-------- Supplied material --------
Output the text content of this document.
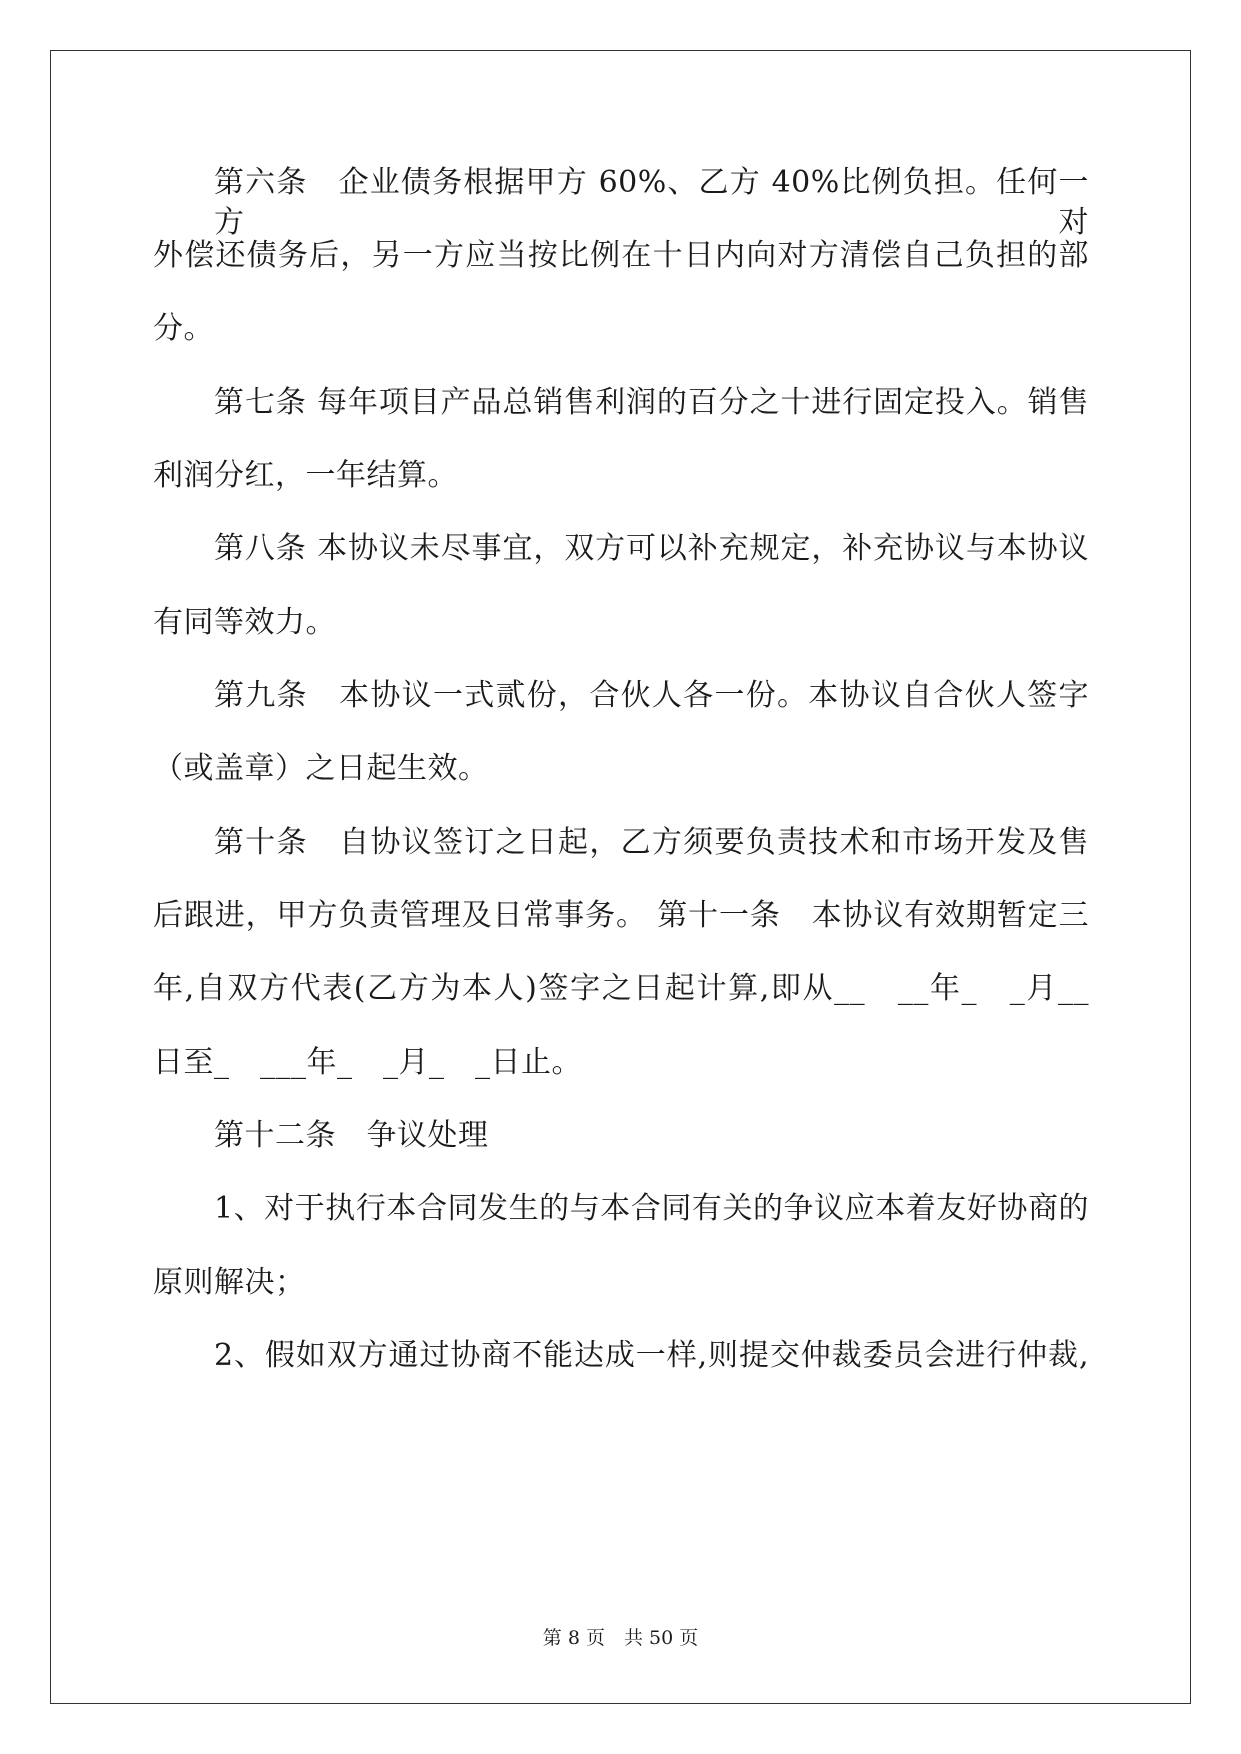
第六条　企业债务根据甲方 60%、乙方 40%比例负担。任何一方对
外偿还债务后，另一方应当按比例在十日内向对方清偿自己负担的部
分。
第七条 每年项目产品总销售利润的百分之十进行固定投入。销售
利润分红，一年结算。
第八条 本协议未尽事宜，双方可以补充规定，补充协议与本协议
有同等效力。
第九条　本协议一式贰份，合伙人各一份。本协议自合伙人签字
（或盖章）之日起生效。
第十条　自协议签订之日起，乙方须要负责技术和市场开发及售
后跟进，甲方负责管理及日常事务。 第十一条　本协议有效期暂定三
年,自双方代表(乙方为本人)签字之日起计算,即从__　__年_　_月__
日至_　___年_　_月_　_日止。
第十二条　争议处理
1、对于执行本合同发生的与本合同有关的争议应本着友好协商的
原则解决；
2、假如双方通过协商不能达成一样,则提交仲裁委员会进行仲裁,
第 8 页　共 50 页
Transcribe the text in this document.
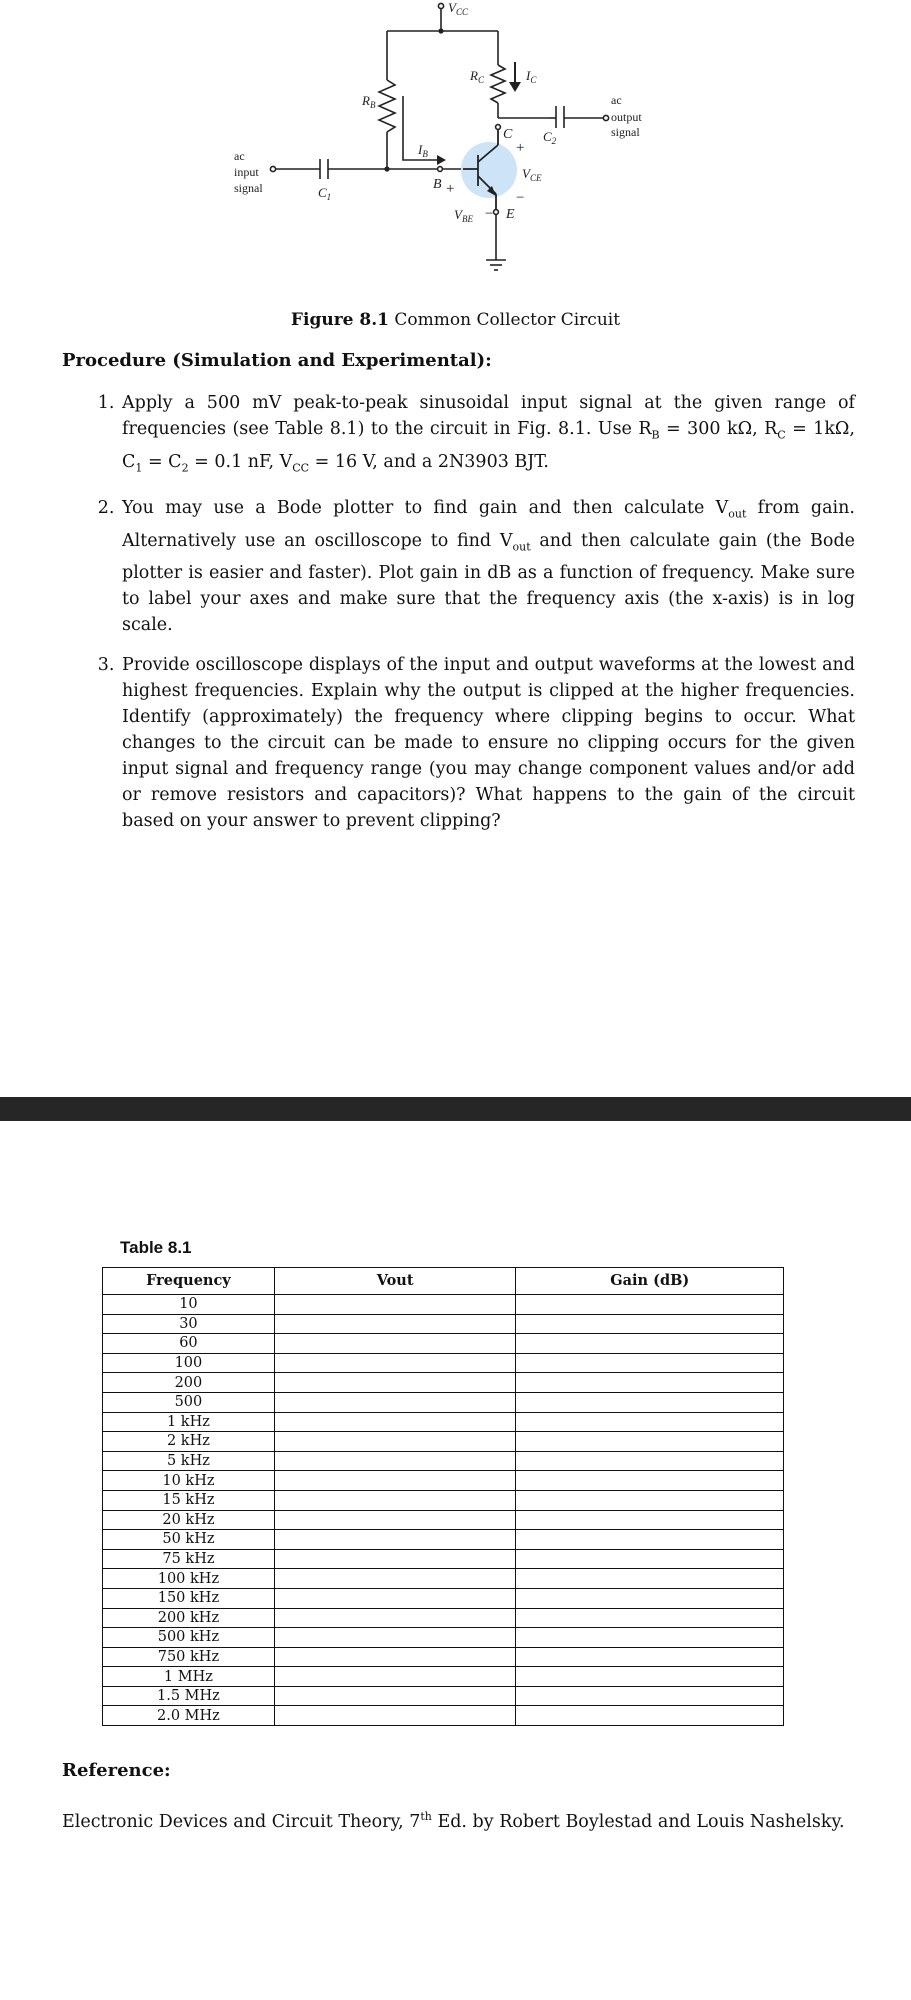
$V_{CC}$
$R_C$	$I_C$
$R_B$
$I_B$
$C_2$
$C_1$
$V_{CE}$
$V_{BE}$
B
C
E
+
−
+
−
ac
input
signal
ac
output
signal
Figure 8.1 Common Collector Circuit
Procedure (Simulation and Experimental):
1. Apply a 500 mV peak-to-peak sinusoidal input signal at the given range of frequencies (see Table 8.1) to the circuit in Fig. 8.1. Use $R_B = 300$ kΩ, $R_C = 1k\Omega$, $C_1 = C_2 = 0.1$ nF, $V_{CC} = 16$ V, and a 2N3903 BJT.
2. You may use a Bode plotter to find gain and then calculate $V_{out}$ from gain. Alternatively use an oscilloscope to find $V_{out}$ and then calculate gain (the Bode plotter is easier and faster). Plot gain in dB as a function of frequency. Make sure to label your axes and make sure that the frequency axis (the x-axis) is in log scale.
3. Provide oscilloscope displays of the input and output waveforms at the lowest and highest frequencies. Explain why the output is clipped at the higher frequencies. Identify (approximately) the frequency where clipping begins to occur. What changes to the circuit can be made to ensure no clipping occurs for the given input signal and frequency range (you may change component values and/or add or remove resistors and capacitors)? What happens to the gain of the circuit based on your answer to prevent clipping?
Table 8.1
Frequency	Vout	Gain (dB)
10		
30		
60		
100		
200		
500		
1 kHz		
2 kHz		
5 kHz		
10 kHz		
15 kHz		
20 kHz		
50 kHz		
75 kHz		
100 kHz		
150 kHz		
200 kHz		
500 kHz		
750 kHz		
1 MHz		
1.5 MHz		
2.0 MHz		
Reference:
Electronic Devices and Circuit Theory, 7th Ed. by Robert Boylestad and Louis Nashelsky.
--------
▶ What to work on
Output the data exactly. Pictures don't belong in the result.

▶ Reply to the exercise
Output the text content of this document.
第六条　企业债务根据甲方 60%、乙方 40%比例负担。任何一方对
外偿还债务后，另一方应当按比例在十日内向对方清偿自己负担的部
分。
第七条 每年项目产品总销售利润的百分之十进行固定投入。销售
利润分红，一年结算。
第八条 本协议未尽事宜，双方可以补充规定，补充协议与本协议
有同等效力。
第九条　本协议一式贰份，合伙人各一份。本协议自合伙人签字
（或盖章）之日起生效。
第十条　自协议签订之日起，乙方须要负责技术和市场开发及售
后跟进，甲方负责管理及日常事务。 第十一条　本协议有效期暂定三
年,自双方代表(乙方为本人)签字之日起计算,即从__　__年_　_月__
日至_　___年_　_月_　_日止。
第十二条　争议处理
1、对于执行本合同发生的与本合同有关的争议应本着友好协商的
原则解决；
2、假如双方通过协商不能达成一样,则提交仲裁委员会进行仲裁,
第 8 页　共 50 页
Transcribe the text in this document.
$V_{CC}$
$R_C$	$I_C$
$R_B$
$I_B$
$C_2$
$C_1$
$V_{CE}$
$V_{BE}$
B
C
E
+
−
+
−
ac
input
signal
ac
output
signal
Figure 8.1 Common Collector Circuit
Procedure (Simulation and Experimental):
1. Apply a 500 mV peak-to-peak sinusoidal input signal at the given range of frequencies (see Table 8.1) to the circuit in Fig. 8.1. Use $R_B = 300$ kΩ, $R_C = 1k\Omega$, $C_1 = C_2 = 0.1$ nF, $V_{CC} = 16$ V, and a 2N3903 BJT.
2. You may use a Bode plotter to find gain and then calculate $V_{out}$ from gain. Alternatively use an oscilloscope to find $V_{out}$ and then calculate gain (the Bode plotter is easier and faster). Plot gain in dB as a function of frequency. Make sure to label your axes and make sure that the frequency axis (the x-axis) is in log scale.
3. Provide oscilloscope displays of the input and output waveforms at the lowest and highest frequencies. Explain why the output is clipped at the higher frequencies. Identify (approximately) the frequency where clipping begins to occur. What changes to the circuit can be made to ensure no clipping occurs for the given input signal and frequency range (you may change component values and/or add or remove resistors and capacitors)? What happens to the gain of the circuit based on your answer to prevent clipping?
Table 8.1
Frequency	Vout	Gain (dB)
10		
30		
60		
100		
200		
500		
1 kHz		
2 kHz		
5 kHz		
10 kHz		
15 kHz		
20 kHz		
50 kHz		
75 kHz		
100 kHz		
150 kHz		
200 kHz		
500 kHz		
750 kHz		
1 MHz		
1.5 MHz		
2.0 MHz		
Reference:
Electronic Devices and Circuit Theory, 7th Ed. by Robert Boylestad and Louis Nashelsky.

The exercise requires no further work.